##### DATA SUPPLIED #####

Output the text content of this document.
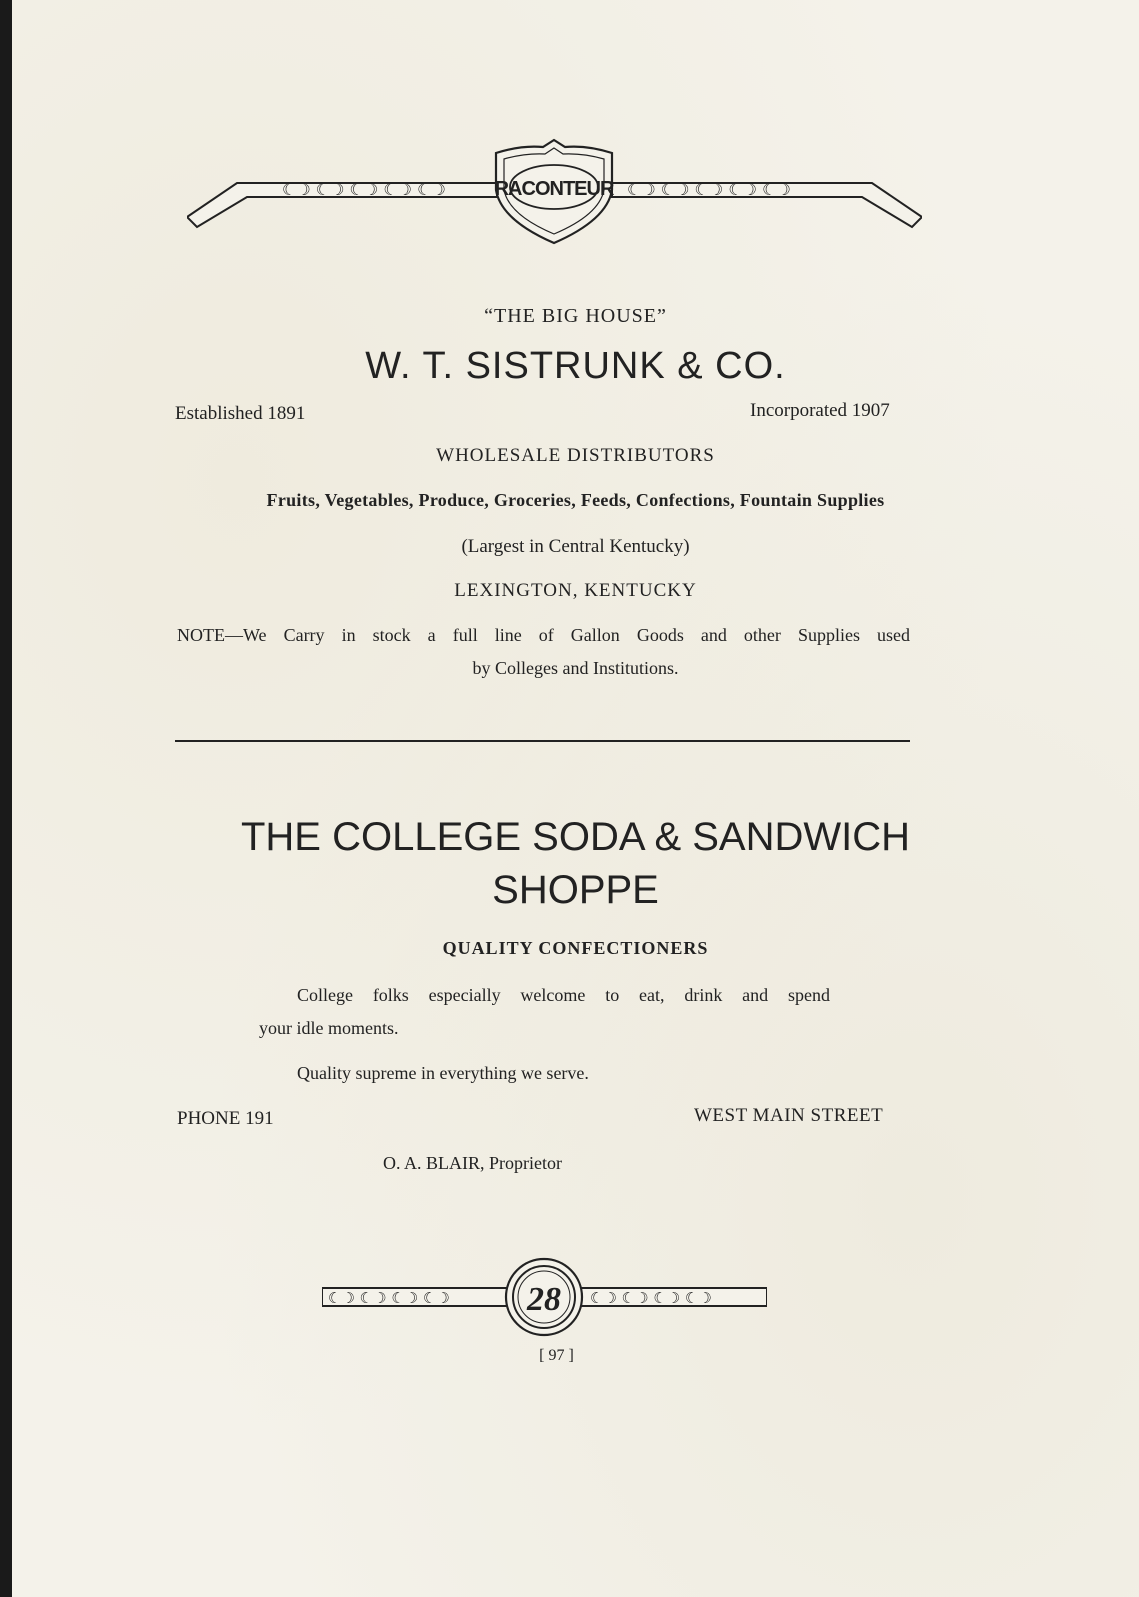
☾☽ ☾☽ ☾☽ ☾☽ ☾☽	☾☽ ☾☽ ☾☽ ☾☽ ☾☽
RACONTEUR
“THE BIG HOUSE”
W. T. SISTRUNK & CO.
Established 1891	Incorporated 1907
WHOLESALE DISTRIBUTORS
Fruits, Vegetables, Produce, Groceries, Feeds, Confections, Fountain Supplies
(Largest in Central Kentucky)
LEXINGTON, KENTUCKY
NOTE—We Carry in stock a full line of Gallon Goods and other Supplies used
by Colleges and Institutions.
THE COLLEGE SODA & SANDWICH
SHOPPE
QUALITY CONFECTIONERS
College folks especially welcome to eat, drink and spend
your idle moments.
Quality supreme in everything we serve.
PHONE 191	WEST MAIN STREET
O. A. BLAIR, Proprietor
☾☽ ☾☽ ☾☽ ☾☽	☾☽ ☾☽ ☾☽ ☾☽
28
[ 97 ]
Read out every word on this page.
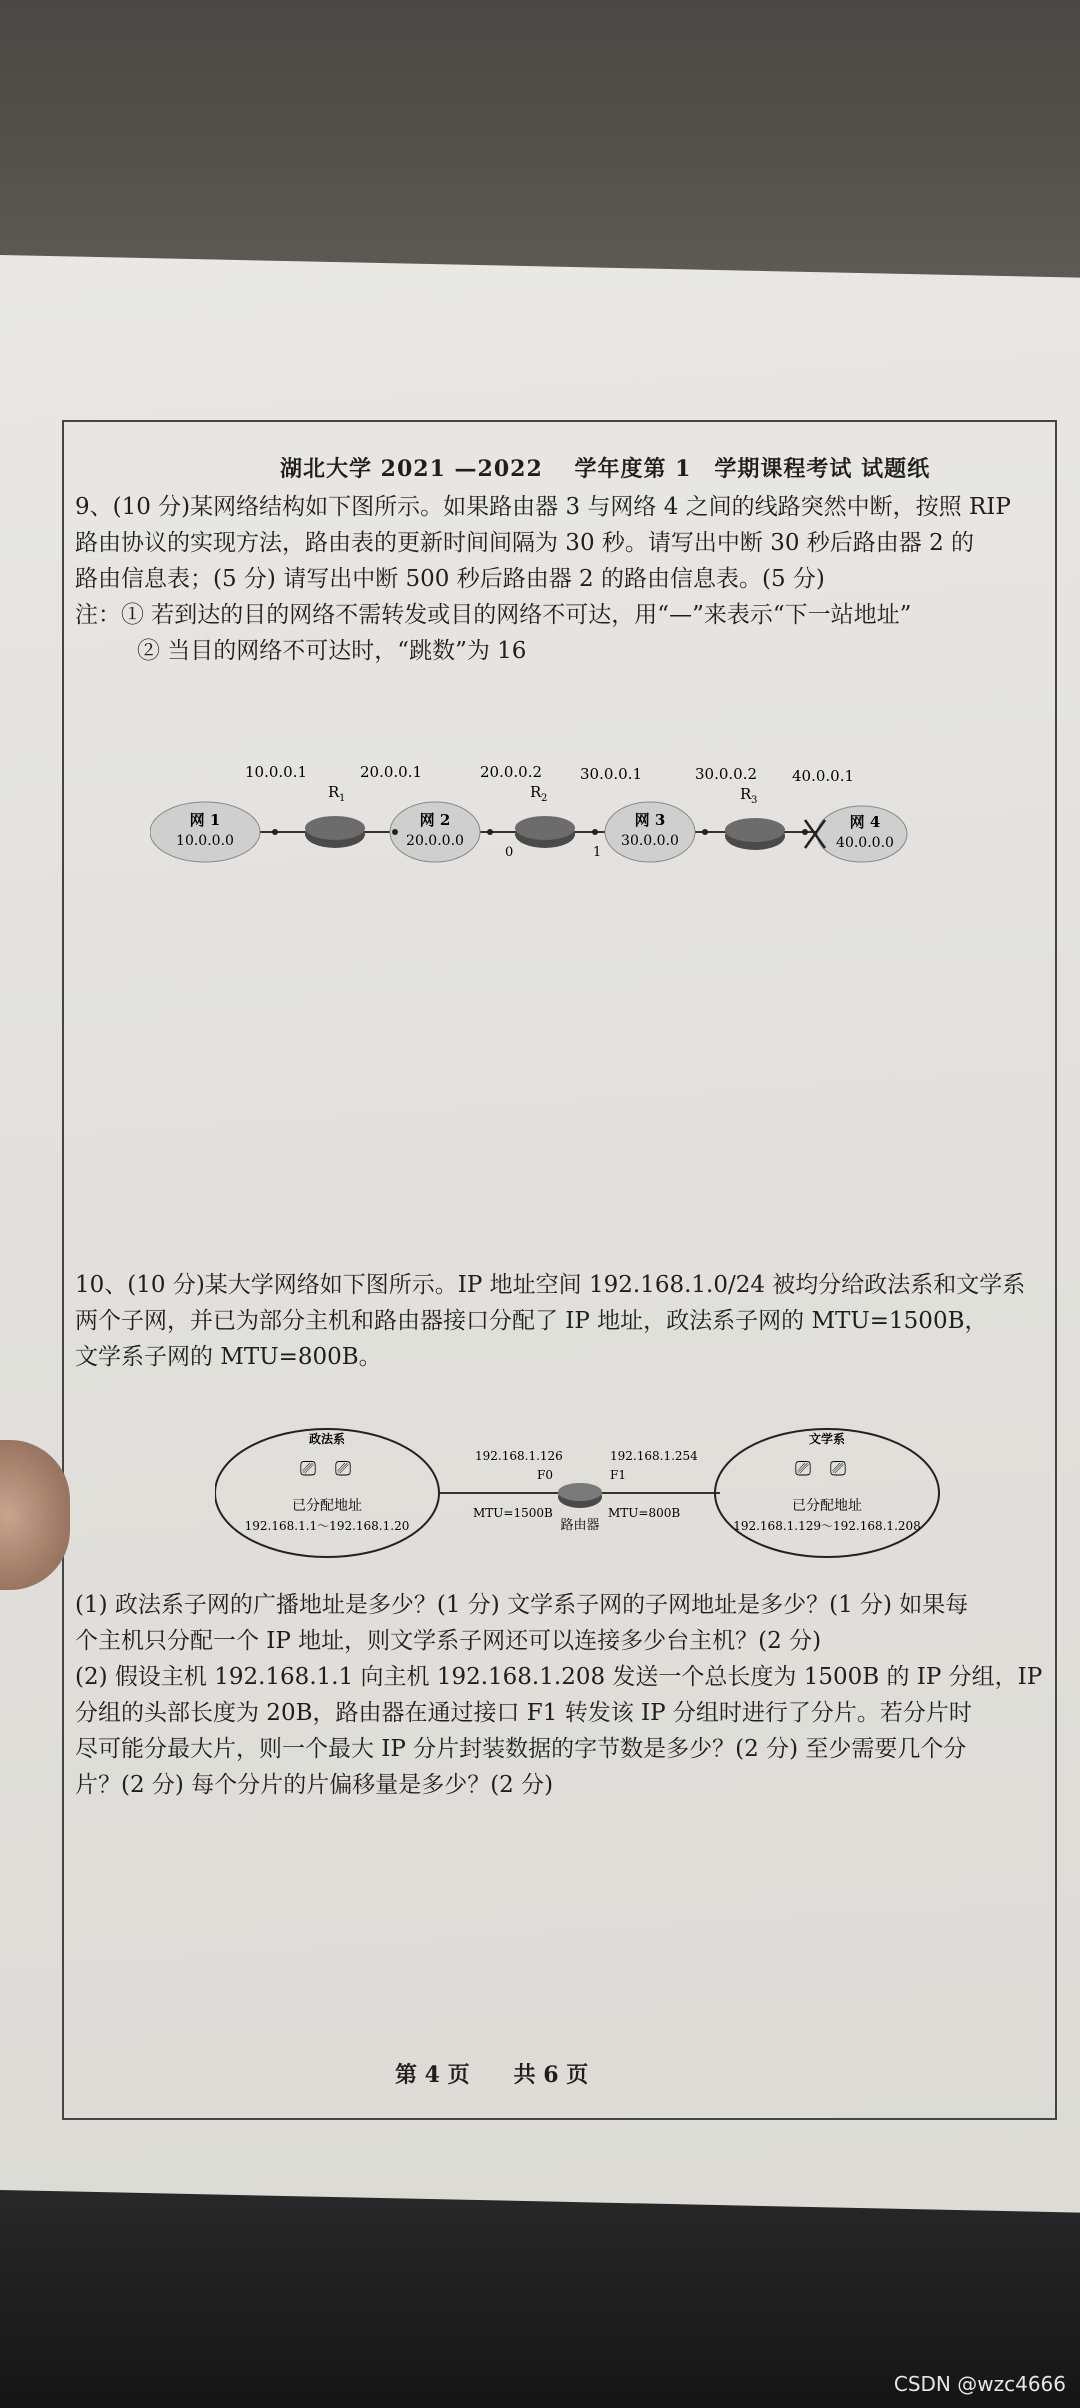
湖北大学 2021 —2022　 学年度第 1　学期课程考试 试题纸
9、(10 分)某网络结构如下图所示。如果路由器 3 与网络 4 之间的线路突然中断，按照 RIP
路由协议的实现方法，路由表的更新时间间隔为 30 秒。请写出中断 30 秒后路由器 2 的
路由信息表；(5 分) 请写出中断 500 秒后路由器 2 的路由信息表。(5 分)
注：① 若到达的目的网络不需转发或目的网络不可达，用“—”来表示“下一站地址”
② 当目的网络不可达时，“跳数”为 16
网 1
10.0.0.0
网 2
20.0.0.0
网 3
30.0.0.0
网 4
40.0.0.0
R 1	R 2	R 3
10.0.0.1	20.0.0.1	20.0.0.2	30.0.0.1	30.0.0.2 40.0.0.1
0	1
10、(10 分)某大学网络如下图所示。IP 地址空间 192.168.1.0/24 被均分给政法系和文学系
两个子网，并已为部分主机和路由器接口分配了 IP 地址，政法系子网的 MTU=1500B，
文学系子网的 MTU=800B。
政法系
⎚ ⎚
已分配地址
192.168.1.1～192.168.1.20
文学系
⎚ ⎚
已分配地址
192.168.1.129～192.168.1.208
路由器
192.168.1.126	192.168.1.254
F0	F1
MTU=1500B	MTU=800B
(1) 政法系子网的广播地址是多少？(1 分) 文学系子网的子网地址是多少？(1 分) 如果每
个主机只分配一个 IP 地址，则文学系子网还可以连接多少台主机？(2 分)
(2) 假设主机 192.168.1.1 向主机 192.168.1.208 发送一个总长度为 1500B 的 IP 分组，IP
分组的头部长度为 20B，路由器在通过接口 F1 转发该 IP 分组时进行了分片。若分片时
尽可能分最大片，则一个最大 IP 分片封装数据的字节数是多少？(2 分) 至少需要几个分
片？(2 分) 每个分片的片偏移量是多少？(2 分)
第 4 页　　共 6 页
CSDN @wzc4666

#####

| EXERCISE REQUIREMENTS |
Pictures stay out; reproduce every line of the records exactly.

| REPLY |
Output the text content of this document.
☾☽ ☾☽ ☾☽ ☾☽ ☾☽	☾☽ ☾☽ ☾☽ ☾☽ ☾☽
RACONTEUR
“THE BIG HOUSE”
W. T. SISTRUNK & CO.
Established 1891	Incorporated 1907
WHOLESALE DISTRIBUTORS
Fruits, Vegetables, Produce, Groceries, Feeds, Confections, Fountain Supplies
(Largest in Central Kentucky)
LEXINGTON, KENTUCKY
NOTE—We Carry in stock a full line of Gallon Goods and other Supplies used
by Colleges and Institutions.
THE COLLEGE SODA & SANDWICH
SHOPPE
QUALITY CONFECTIONERS
College folks especially welcome to eat, drink and spend
your idle moments.
Quality supreme in everything we serve.
PHONE 191	WEST MAIN STREET
O. A. BLAIR, Proprietor
☾☽ ☾☽ ☾☽ ☾☽	☾☽ ☾☽ ☾☽ ☾☽
28
[ 97 ]
Read out every word on this page.
湖北大学 2021 —2022　 学年度第 1　学期课程考试 试题纸
9、(10 分)某网络结构如下图所示。如果路由器 3 与网络 4 之间的线路突然中断，按照 RIP
路由协议的实现方法，路由表的更新时间间隔为 30 秒。请写出中断 30 秒后路由器 2 的
路由信息表；(5 分) 请写出中断 500 秒后路由器 2 的路由信息表。(5 分)
注：① 若到达的目的网络不需转发或目的网络不可达，用“—”来表示“下一站地址”
② 当目的网络不可达时，“跳数”为 16
网 1
10.0.0.0
网 2
20.0.0.0
网 3
30.0.0.0
网 4
40.0.0.0
R 1	R 2	R 3
10.0.0.1	20.0.0.1	20.0.0.2	30.0.0.1	30.0.0.2 40.0.0.1
0	1
10、(10 分)某大学网络如下图所示。IP 地址空间 192.168.1.0/24 被均分给政法系和文学系
两个子网，并已为部分主机和路由器接口分配了 IP 地址，政法系子网的 MTU=1500B，
文学系子网的 MTU=800B。
政法系
⎚ ⎚
已分配地址
192.168.1.1～192.168.1.20
文学系
⎚ ⎚
已分配地址
192.168.1.129～192.168.1.208
路由器
192.168.1.126	192.168.1.254
F0	F1
MTU=1500B	MTU=800B
(1) 政法系子网的广播地址是多少？(1 分) 文学系子网的子网地址是多少？(1 分) 如果每
个主机只分配一个 IP 地址，则文学系子网还可以连接多少台主机？(2 分)
(2) 假设主机 192.168.1.1 向主机 192.168.1.208 发送一个总长度为 1500B 的 IP 分组，IP
分组的头部长度为 20B，路由器在通过接口 F1 转发该 IP 分组时进行了分片。若分片时
尽可能分最大片，则一个最大 IP 分片封装数据的字节数是多少？(2 分) 至少需要几个分
片？(2 分) 每个分片的片偏移量是多少？(2 分)
第 4 页　　共 6 页
CSDN @wzc4666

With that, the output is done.